++++ Source ++++
Two-Phase Commit · System Internals

The big picture#

TL;DRthe 30-second version

2PC commits ONE transaction across multiple nodes atomically: all commit or all abort. A single coordinator drives two round trips to a set of participants.
Phase 1 (prepare/vote): each participant does the work, force-writes a 'prepared' record to its WAL, and votes yes/no. A yes is a binding promise — it must hold its locks until told the outcome.
Phase 2 (commit/abort): if every vote was yes, the coordinator force-logs COMMIT (the commit point) and broadcasts it; any no ⇒ ABORT. Participants apply, release locks, and ack.
Cost: 2 round trips, O(n) messages per phase, latency bounded by the slowest participant, plus forced log flushes on both sides.
Fatal flaw: 2PC is a BLOCKING protocol. A coordinator crash after votes are in but before the decision ships leaves prepared participants in-doubt — stuck holding locks until it recovers. 3PC, Paxos Commit, and Sagas are the responses.

Everything below expands on these points. Read the core sections top to bottom for the full mental model; the collapsible "Go deeper" boxes hold the advanced internals (presumed-abort bookkeeping, 3PC, the FLP/CAP framing) you can skip on a first pass.
++++
> **What to do**: Reproduce the part of the two-phase commit text between "Two-Phase Commit ·" and "on both sides.", inclusive. Work only from the two-phase commit text above.
++++ Provided records ++++
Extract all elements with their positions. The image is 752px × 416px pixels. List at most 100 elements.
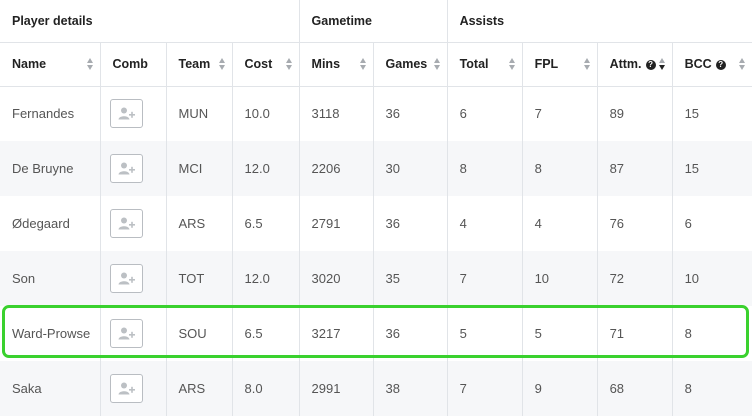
assists-attm: 71 (597, 306, 673, 361)
column-header-total[interactable]: Total (447, 42, 523, 87)
assists-fpl: 7 (522, 86, 598, 141)
cost: 6.5 (232, 196, 300, 251)
games: 36 (373, 306, 448, 361)
column-header-name[interactable]: Name (0, 42, 101, 87)
add-to-comparison-button[interactable] (109, 209, 143, 238)
comb-cell (100, 361, 167, 416)
sort-icon[interactable] (218, 58, 226, 70)
column-group-row: Player details Gametime Assists (0, 0, 752, 43)
assists-attm: 68 (597, 361, 673, 416)
comb-cell (100, 141, 167, 196)
team: ARS (166, 196, 233, 251)
mins: 2791 (299, 196, 374, 251)
column-header-label: BCC (684, 57, 712, 71)
column-header-bcc[interactable]: BCC? (672, 42, 752, 87)
team: MUN (166, 86, 233, 141)
column-header-cost[interactable]: Cost (232, 42, 300, 87)
add-to-comparison-button[interactable] (109, 99, 143, 129)
assists-fpl: 9 (522, 361, 598, 416)
cost: 6.5 (232, 306, 300, 361)
comb-cell (100, 306, 167, 361)
add-user-icon (118, 217, 135, 230)
cost: 12.0 (232, 251, 300, 306)
assists-fpl: 4 (522, 196, 598, 251)
help-icon[interactable]: ? (645, 59, 656, 70)
column-header-fpl[interactable]: FPL (522, 42, 598, 87)
sort-icon[interactable] (359, 58, 367, 70)
assists-total: 7 (447, 251, 523, 306)
assists-total: 7 (447, 361, 523, 416)
assists-bcc: 6 (684, 216, 692, 231)
add-user-icon (118, 327, 135, 340)
sort-descending-icon[interactable] (658, 58, 666, 70)
sort-icon[interactable] (285, 58, 293, 70)
table-row: Ward-Prowse SOU 6.5 3217 36 5 5 71 8 (0, 306, 752, 361)
player-name: Son (0, 251, 101, 306)
assists-bcc: 15 (684, 106, 700, 122)
column-header-attm[interactable]: Attm.? (597, 42, 673, 87)
column-header-games[interactable]: Games (373, 42, 448, 87)
assists-bcc: 10 (672, 251, 752, 306)
add-to-comparison-button[interactable] (109, 319, 143, 348)
comb-cell (100, 196, 167, 251)
team: SOU (166, 306, 233, 361)
player-name: De Bruyne (0, 141, 101, 196)
column-header-label: Mins (311, 57, 341, 71)
player-name: Saka (0, 361, 101, 416)
sort-icon[interactable] (86, 58, 94, 70)
add-user-icon (118, 162, 135, 175)
assists-bcc: 8 (672, 361, 752, 416)
add-user-icon (118, 272, 135, 285)
assists-total: 8 (447, 141, 523, 196)
column-header-label: Total (459, 57, 489, 71)
add-to-comparison-button[interactable] (109, 154, 143, 183)
team: ARS (166, 361, 233, 416)
column-header-row: Name Comb Team Cost Mins Games Total FPL… (0, 42, 752, 87)
table-row: Saka ARS 8.0 2991 38 7 9 68 8 (0, 361, 752, 416)
assists-fpl: 8 (522, 141, 598, 196)
assists-total: 5 (447, 306, 523, 361)
assists-total: 4 (447, 196, 523, 251)
team: MCI (166, 141, 233, 196)
games: 36 (373, 196, 448, 251)
assists-bcc: 15 (672, 141, 752, 196)
assists-bcc: 8 (684, 326, 692, 341)
sort-icon[interactable] (433, 58, 441, 70)
column-header-team[interactable]: Team (166, 42, 233, 87)
table-row: Son TOT 12.0 3020 35 7 10 72 10 (0, 251, 752, 306)
table-row: De Bruyne MCI 12.0 2206 30 8 8 87 15 (0, 141, 752, 196)
assists-attm: 76 (597, 196, 673, 251)
player-name: Fernandes (0, 86, 101, 141)
column-header-label: FPL (534, 57, 559, 71)
mins: 2991 (299, 361, 374, 416)
comb-cell (100, 251, 167, 306)
add-to-comparison-button[interactable] (109, 374, 143, 403)
column-header-comb: Comb (100, 42, 167, 87)
column-header-mins[interactable]: Mins (299, 42, 374, 87)
group-player-details: Player details (0, 0, 300, 43)
sort-icon[interactable] (583, 58, 591, 70)
games: 30 (373, 141, 448, 196)
column-header-label: Cost (244, 57, 273, 71)
column-header-label: Comb (112, 57, 148, 71)
sort-icon[interactable] (508, 58, 516, 70)
column-header-label: Games (385, 57, 428, 71)
mins: 2206 (299, 141, 374, 196)
help-icon[interactable]: ? (715, 59, 726, 70)
add-user-icon (118, 107, 135, 120)
assists-attm: 89 (597, 86, 673, 141)
games: 35 (373, 251, 448, 306)
cost: 10.0 (232, 86, 300, 141)
assists-fpl: 5 (522, 306, 598, 361)
sort-icon[interactable] (739, 58, 746, 70)
cost: 12.0 (232, 141, 300, 196)
add-user-icon (118, 382, 135, 395)
mins: 3217 (299, 306, 374, 361)
table-row: Fernandes MUN 10.0 3118 36 6 7 89 15 (0, 86, 752, 141)
add-to-comparison-button[interactable] (109, 264, 143, 293)
group-assists: Assists (447, 0, 752, 43)
assists-total: 6 (447, 86, 523, 141)
games: 36 (373, 86, 448, 141)
mins: 3020 (299, 251, 374, 306)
++++
> **Result for this task**:
Two-Phase Commit · System Internals

The big picture#

TL;DRthe 30-second version

2PC commits ONE transaction across multiple nodes atomically: all commit or all abort. A single coordinator drives two round trips to a set of participants.
Phase 1 (prepare/vote): each participant does the work, force-writes a 'prepared' record to its WAL, and votes yes/no. A yes is a binding promise — it must hold its locks until told the outcome.
Phase 2 (commit/abort): if every vote was yes, the coordinator force-logs COMMIT (the commit point) and broadcasts it; any no ⇒ ABORT. Participants apply, release locks, and ack.
Cost: 2 round trips, O(n) messages per phase, latency bounded by the slowest participant, plus forced log flushes on both sides.